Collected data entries
==*==
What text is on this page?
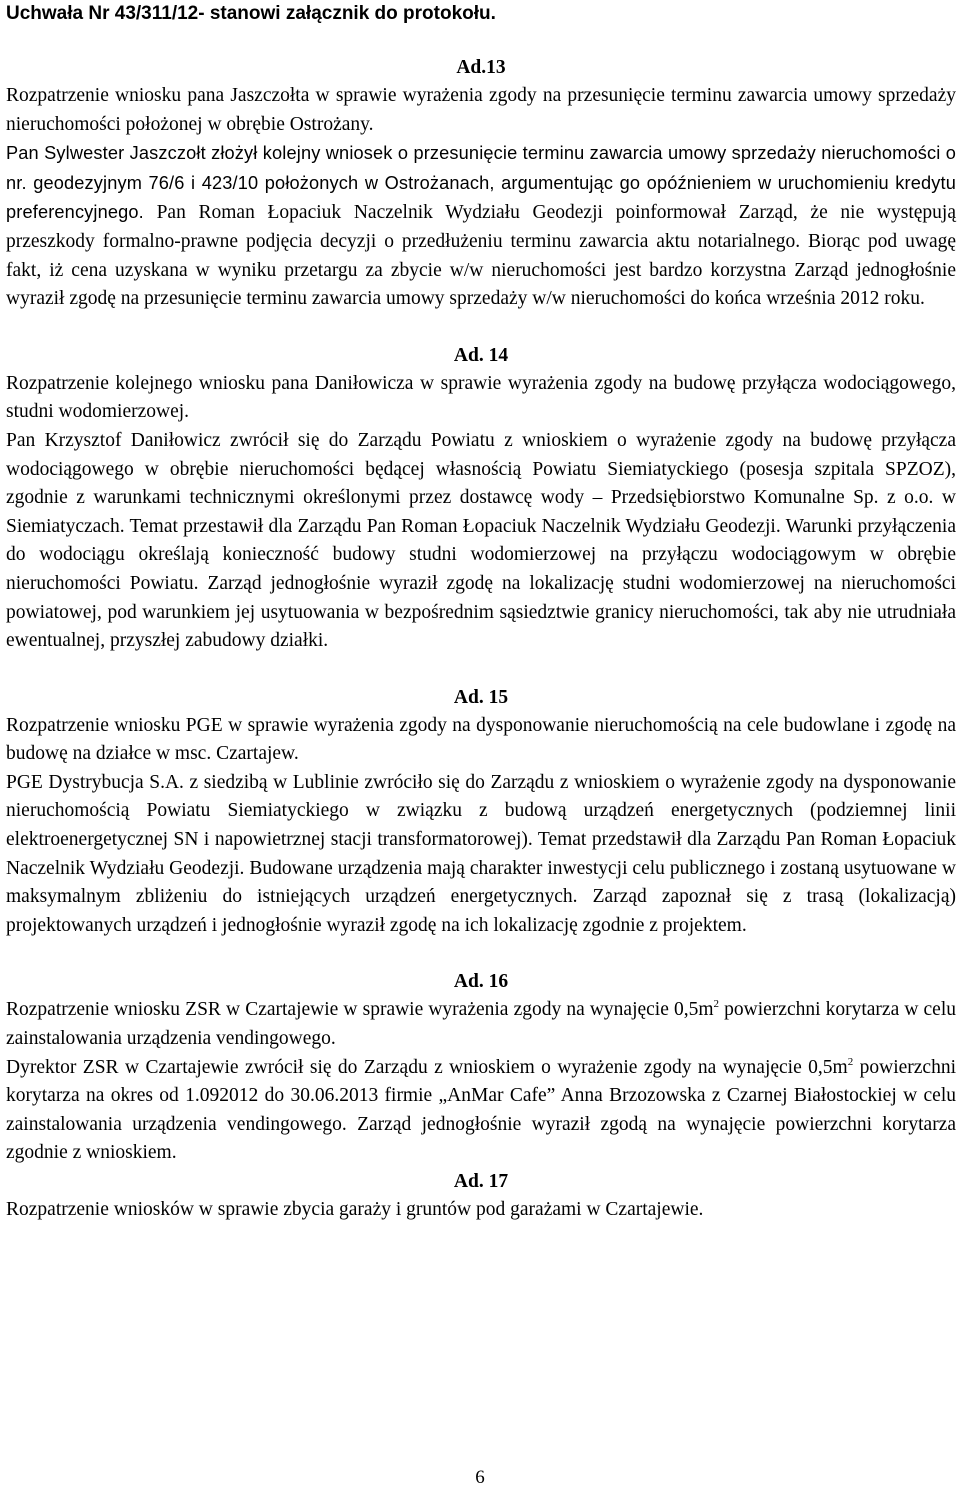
Uchwała Nr 43/311/12- stanowi załącznik do protokołu.

Ad.13

Rozpatrzenie wniosku pana Jaszczołta w sprawie wyrażenia zgody na przesunięcie terminu zawarcia umowy sprzedaży nieruchomości położonej w obrębie Ostrożany.

Pan Sylwester Jaszczołt złożył kolejny wniosek o przesunięcie terminu zawarcia umowy sprzedaży nieruchomości o nr. geodezyjnym 76/6 i 423/10 położonych w Ostrożanach, argumentując go opóźnieniem w uruchomieniu kredytu preferencyjnego. Pan Roman Łopaciuk Naczelnik Wydziału Geodezji poinformował Zarząd, że nie występują przeszkody formalno-prawne podjęcia decyzji o przedłużeniu terminu zawarcia aktu notarialnego. Biorąc pod uwagę fakt, iż cena uzyskana w wyniku przetargu za zbycie w/w nieruchomości jest bardzo korzystna Zarząd jednogłośnie wyraził zgodę na przesunięcie terminu zawarcia umowy sprzedaży w/w nieruchomości do końca września 2012 roku.

Ad. 14

Rozpatrzenie kolejnego wniosku pana Daniłowicza w sprawie wyrażenia zgody na budowę przyłącza wodociągowego, studni wodomierzowej.

Pan Krzysztof Daniłowicz zwrócił się do Zarządu Powiatu z wnioskiem o wyrażenie zgody na budowę przyłącza wodociągowego w obrębie nieruchomości będącej własnością Powiatu Siemiatyckiego (posesja szpitala SPZOZ), zgodnie z warunkami technicznymi określonymi przez dostawcę wody – Przedsiębiorstwo Komunalne Sp. z o.o. w Siemiatyczach. Temat przestawił dla Zarządu Pan Roman Łopaciuk Naczelnik Wydziału Geodezji. Warunki przyłączenia do wodociągu określają konieczność budowy studni wodomierzowej na przyłączu wodociągowym w obrębie nieruchomości Powiatu. Zarząd jednogłośnie wyraził zgodę na lokalizację studni wodomierzowej na nieruchomości powiatowej, pod warunkiem jej usytuowania w bezpośrednim sąsiedztwie granicy nieruchomości, tak aby nie utrudniała ewentualnej, przyszłej zabudowy działki.

Ad. 15

Rozpatrzenie wniosku PGE w sprawie wyrażenia zgody na dysponowanie nieruchomością na cele budowlane i zgodę na budowę na działce w msc. Czartajew.

PGE Dystrybucja S.A. z siedzibą w Lublinie zwróciło się do Zarządu z wnioskiem o wyrażenie zgody na dysponowanie nieruchomością Powiatu Siemiatyckiego w związku z budową urządzeń energetycznych (podziemnej linii elektroenergetycznej SN i napowietrznej stacji transformatorowej). Temat przedstawił dla Zarządu Pan Roman Łopaciuk Naczelnik Wydziału Geodezji. Budowane urządzenia mają charakter inwestycji celu publicznego i zostaną usytuowane w maksymalnym zbliżeniu do istniejących urządzeń energetycznych. Zarząd zapoznał się z trasą (lokalizacją) projektowanych urządzeń i jednogłośnie wyraził zgodę na ich lokalizację zgodnie z projektem.

Ad. 16

Rozpatrzenie wniosku ZSR w Czartajewie w sprawie wyrażenia zgody na wynajęcie $0,5m^2$ powierzchni korytarza w celu zainstalowania urządzenia vendingowego.

Dyrektor ZSR w Czartajewie zwrócił się do Zarządu z wnioskiem o wyrażenie zgody na wynajęcie $0,5m^2$ powierzchni korytarza na okres od 1.092012 do 30.06.2013 firmie „AnMar Cafe” Anna Brzozowska z Czarnej Białostockiej w celu zainstalowania urządzenia vendingowego. Zarząd jednogłośnie wyraził zgodą na wynajęcie powierzchni korytarza zgodnie z wnioskiem.

Ad. 17

Rozpatrzenie wniosków w sprawie zbycia garaży i gruntów pod garażami w Czartajewie.

6
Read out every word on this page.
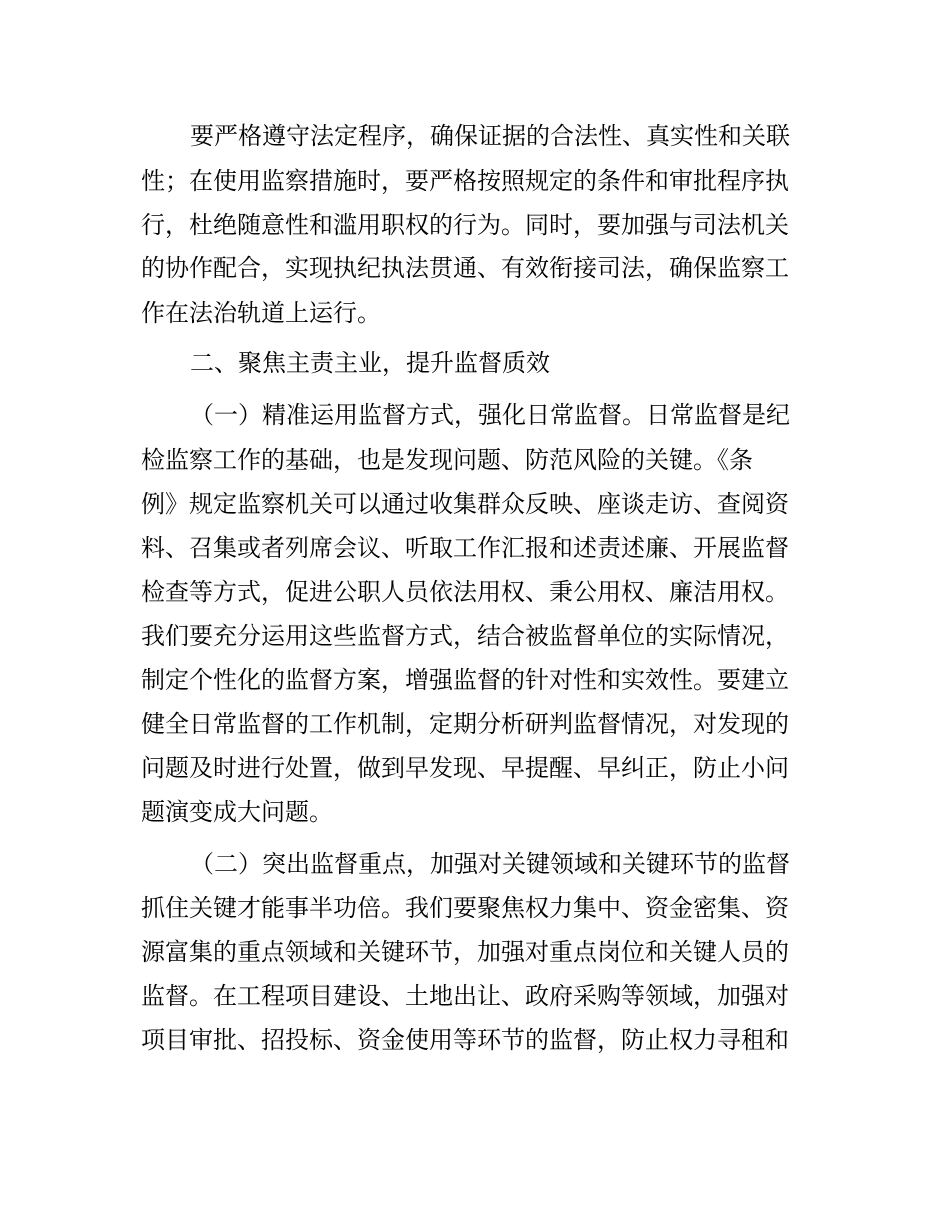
要严格遵守法定程序，确保证据的合法性、真实性和关联
性；在使用监察措施时，要严格按照规定的条件和审批程序执
行，杜绝随意性和滥用职权的行为。同时，要加强与司法机关
的协作配合，实现执纪执法贯通、有效衔接司法，确保监察工
作在法治轨道上运行。
二、聚焦主责主业，提升监督质效
（一）精准运用监督方式，强化日常监督。日常监督是纪
检监察工作的基础，也是发现问题、防范风险的关键。《条
例》规定监察机关可以通过收集群众反映、座谈走访、查阅资
料、召集或者列席会议、听取工作汇报和述责述廉、开展监督
检查等方式，促进公职人员依法用权、秉公用权、廉洁用权。
我们要充分运用这些监督方式，结合被监督单位的实际情况，
制定个性化的监督方案，增强监督的针对性和实效性。要建立
健全日常监督的工作机制，定期分析研判监督情况，对发现的
问题及时进行处置，做到早发现、早提醒、早纠正，防止小问
题演变成大问题。
（二）突出监督重点，加强对关键领域和关键环节的监督
抓住关键才能事半功倍。我们要聚焦权力集中、资金密集、资
源富集的重点领域和关键环节，加强对重点岗位和关键人员的
监督。在工程项目建设、土地出让、政府采购等领域，加强对
项目审批、招投标、资金使用等环节的监督，防止权力寻租和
==*==
## Problem requirements
Locate the word "przesunięcie" in the records above, and return each line that has it.

## Worked solution
Rozpatrzenie wniosku pana Jaszczołta w sprawie wyrażenia zgody na przesunięcie terminu zawarcia umowy sprzedaży nieruchomości położonej w obrębie Ostrożany.
Pan Sylwester Jaszczołt złożył kolejny wniosek o przesunięcie terminu zawarcia umowy sprzedaży nieruchomości o nr. geodezyjnym 76/6 i 423/10 położonych w Ostrożanach, argumentując go opóźnieniem w uruchomieniu kredytu preferencyjnego. Pan Roman Łopaciuk Naczelnik Wydziału Geodezji poinformował Zarząd, że nie występują przeszkody formalno-prawne podjęcia decyzji o przedłużeniu terminu zawarcia aktu notarialnego. Biorąc pod uwagę fakt, iż cena uzyskana w wyniku przetargu za zbycie w/w nieruchomości jest bardzo korzystna Zarząd jednogłośnie wyraził zgodę na przesunięcie terminu zawarcia umowy sprzedaży w/w nieruchomości do końca września 2012 roku.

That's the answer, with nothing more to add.